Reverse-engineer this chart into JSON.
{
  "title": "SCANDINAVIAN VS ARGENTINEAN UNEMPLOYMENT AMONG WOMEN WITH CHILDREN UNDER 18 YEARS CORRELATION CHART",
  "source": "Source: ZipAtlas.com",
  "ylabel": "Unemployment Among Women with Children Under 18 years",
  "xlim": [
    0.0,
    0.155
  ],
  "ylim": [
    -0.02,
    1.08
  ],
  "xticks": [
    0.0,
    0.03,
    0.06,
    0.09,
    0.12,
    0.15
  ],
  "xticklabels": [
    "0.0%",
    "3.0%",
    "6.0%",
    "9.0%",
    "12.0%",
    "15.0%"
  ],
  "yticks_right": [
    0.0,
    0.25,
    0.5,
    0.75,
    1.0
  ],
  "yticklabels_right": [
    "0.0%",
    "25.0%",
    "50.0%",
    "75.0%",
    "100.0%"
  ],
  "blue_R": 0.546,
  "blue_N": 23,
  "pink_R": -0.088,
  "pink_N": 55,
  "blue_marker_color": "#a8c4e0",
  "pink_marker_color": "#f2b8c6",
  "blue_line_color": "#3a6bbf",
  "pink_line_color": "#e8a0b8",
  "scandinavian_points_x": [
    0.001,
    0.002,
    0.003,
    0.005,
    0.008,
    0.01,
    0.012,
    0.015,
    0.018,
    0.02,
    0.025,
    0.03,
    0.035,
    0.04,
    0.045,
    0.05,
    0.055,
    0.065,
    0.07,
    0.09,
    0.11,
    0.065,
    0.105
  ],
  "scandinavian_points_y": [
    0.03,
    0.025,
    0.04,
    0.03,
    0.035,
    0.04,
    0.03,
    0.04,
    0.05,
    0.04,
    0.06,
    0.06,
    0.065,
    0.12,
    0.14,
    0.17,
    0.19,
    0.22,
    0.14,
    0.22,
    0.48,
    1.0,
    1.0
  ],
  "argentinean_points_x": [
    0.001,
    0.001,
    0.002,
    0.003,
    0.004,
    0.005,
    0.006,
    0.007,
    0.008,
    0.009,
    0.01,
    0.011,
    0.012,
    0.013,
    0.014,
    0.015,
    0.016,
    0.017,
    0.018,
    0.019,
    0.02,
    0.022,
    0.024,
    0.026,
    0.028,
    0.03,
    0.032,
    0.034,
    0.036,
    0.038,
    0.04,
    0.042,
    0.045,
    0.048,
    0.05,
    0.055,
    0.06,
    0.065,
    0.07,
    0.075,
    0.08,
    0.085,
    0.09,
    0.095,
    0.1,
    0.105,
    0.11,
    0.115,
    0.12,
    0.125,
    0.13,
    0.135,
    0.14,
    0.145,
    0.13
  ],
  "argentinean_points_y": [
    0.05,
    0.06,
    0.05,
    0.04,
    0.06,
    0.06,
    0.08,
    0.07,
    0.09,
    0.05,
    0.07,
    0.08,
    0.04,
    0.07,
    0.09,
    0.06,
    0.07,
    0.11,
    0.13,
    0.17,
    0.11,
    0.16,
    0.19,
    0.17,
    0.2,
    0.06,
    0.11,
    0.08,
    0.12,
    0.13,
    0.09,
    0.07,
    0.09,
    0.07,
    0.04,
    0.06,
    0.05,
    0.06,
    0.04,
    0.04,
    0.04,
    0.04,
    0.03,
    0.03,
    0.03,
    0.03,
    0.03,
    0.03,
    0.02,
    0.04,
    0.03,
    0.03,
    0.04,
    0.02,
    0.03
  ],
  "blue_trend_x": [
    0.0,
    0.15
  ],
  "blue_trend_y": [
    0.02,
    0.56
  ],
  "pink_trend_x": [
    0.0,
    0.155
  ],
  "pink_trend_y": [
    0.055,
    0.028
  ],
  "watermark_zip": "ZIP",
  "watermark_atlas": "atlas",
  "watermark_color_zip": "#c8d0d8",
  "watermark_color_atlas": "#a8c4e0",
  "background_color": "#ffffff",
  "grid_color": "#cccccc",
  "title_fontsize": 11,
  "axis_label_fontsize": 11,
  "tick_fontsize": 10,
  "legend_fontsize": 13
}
- - - - - - -
STATED GOAL
Write out all of the records above exactly as they appear.

SOLUTION FOR THIS PROBLEM
Reverse-engineer this chart into JSON.
{
  "title": "SCANDINAVIAN VS ARGENTINEAN UNEMPLOYMENT AMONG WOMEN WITH CHILDREN UNDER 18 YEARS CORRELATION CHART",
  "source": "Source: ZipAtlas.com",
  "ylabel": "Unemployment Among Women with Children Under 18 years",
  "xlim": [
    0.0,
    0.155
  ],
  "ylim": [
    -0.02,
    1.08
  ],
  "xticks": [
    0.0,
    0.03,
    0.06,
    0.09,
    0.12,
    0.15
  ],
  "xticklabels": [
    "0.0%",
    "3.0%",
    "6.0%",
    "9.0%",
    "12.0%",
    "15.0%"
  ],
  "yticks_right": [
    0.0,
    0.25,
    0.5,
    0.75,
    1.0
  ],
  "yticklabels_right": [
    "0.0%",
    "25.0%",
    "50.0%",
    "75.0%",
    "100.0%"
  ],
  "blue_R": 0.546,
  "blue_N": 23,
  "pink_R": -0.088,
  "pink_N": 55,
  "blue_marker_color": "#a8c4e0",
  "pink_marker_color": "#f2b8c6",
  "blue_line_color": "#3a6bbf",
  "pink_line_color": "#e8a0b8",
  "scandinavian_points_x": [
    0.001,
    0.002,
    0.003,
    0.005,
    0.008,
    0.01,
    0.012,
    0.015,
    0.018,
    0.02,
    0.025,
    0.03,
    0.035,
    0.04,
    0.045,
    0.05,
    0.055,
    0.065,
    0.07,
    0.09,
    0.11,
    0.065,
    0.105
  ],
  "scandinavian_points_y": [
    0.03,
    0.025,
    0.04,
    0.03,
    0.035,
    0.04,
    0.03,
    0.04,
    0.05,
    0.04,
    0.06,
    0.06,
    0.065,
    0.12,
    0.14,
    0.17,
    0.19,
    0.22,
    0.14,
    0.22,
    0.48,
    1.0,
    1.0
  ],
  "argentinean_points_x": [
    0.001,
    0.001,
    0.002,
    0.003,
    0.004,
    0.005,
    0.006,
    0.007,
    0.008,
    0.009,
    0.01,
    0.011,
    0.012,
    0.013,
    0.014,
    0.015,
    0.016,
    0.017,
    0.018,
    0.019,
    0.02,
    0.022,
    0.024,
    0.026,
    0.028,
    0.03,
    0.032,
    0.034,
    0.036,
    0.038,
    0.04,
    0.042,
    0.045,
    0.048,
    0.05,
    0.055,
    0.06,
    0.065,
    0.07,
    0.075,
    0.08,
    0.085,
    0.09,
    0.095,
    0.1,
    0.105,
    0.11,
    0.115,
    0.12,
    0.125,
    0.13,
    0.135,
    0.14,
    0.145,
    0.13
  ],
  "argentinean_points_y": [
    0.05,
    0.06,
    0.05,
    0.04,
    0.06,
    0.06,
    0.08,
    0.07,
    0.09,
    0.05,
    0.07,
    0.08,
    0.04,
    0.07,
    0.09,
    0.06,
    0.07,
    0.11,
    0.13,
    0.17,
    0.11,
    0.16,
    0.19,
    0.17,
    0.2,
    0.06,
    0.11,
    0.08,
    0.12,
    0.13,
    0.09,
    0.07,
    0.09,
    0.07,
    0.04,
    0.06,
    0.05,
    0.06,
    0.04,
    0.04,
    0.04,
    0.04,
    0.03,
    0.03,
    0.03,
    0.03,
    0.03,
    0.03,
    0.02,
    0.04,
    0.03,
    0.03,
    0.04,
    0.02,
    0.03
  ],
  "blue_trend_x": [
    0.0,
    0.15
  ],
  "blue_trend_y": [
    0.02,
    0.56
  ],
  "pink_trend_x": [
    0.0,
    0.155
  ],
  "pink_trend_y": [
    0.055,
    0.028
  ],
  "watermark_zip": "ZIP",
  "watermark_atlas": "atlas",
  "watermark_color_zip": "#c8d0d8",
  "watermark_color_atlas": "#a8c4e0",
  "background_color": "#ffffff",
  "grid_color": "#cccccc",
  "title_fontsize": 11,
  "axis_label_fontsize": 11,
  "tick_fontsize": 10,
  "legend_fontsize": 13
}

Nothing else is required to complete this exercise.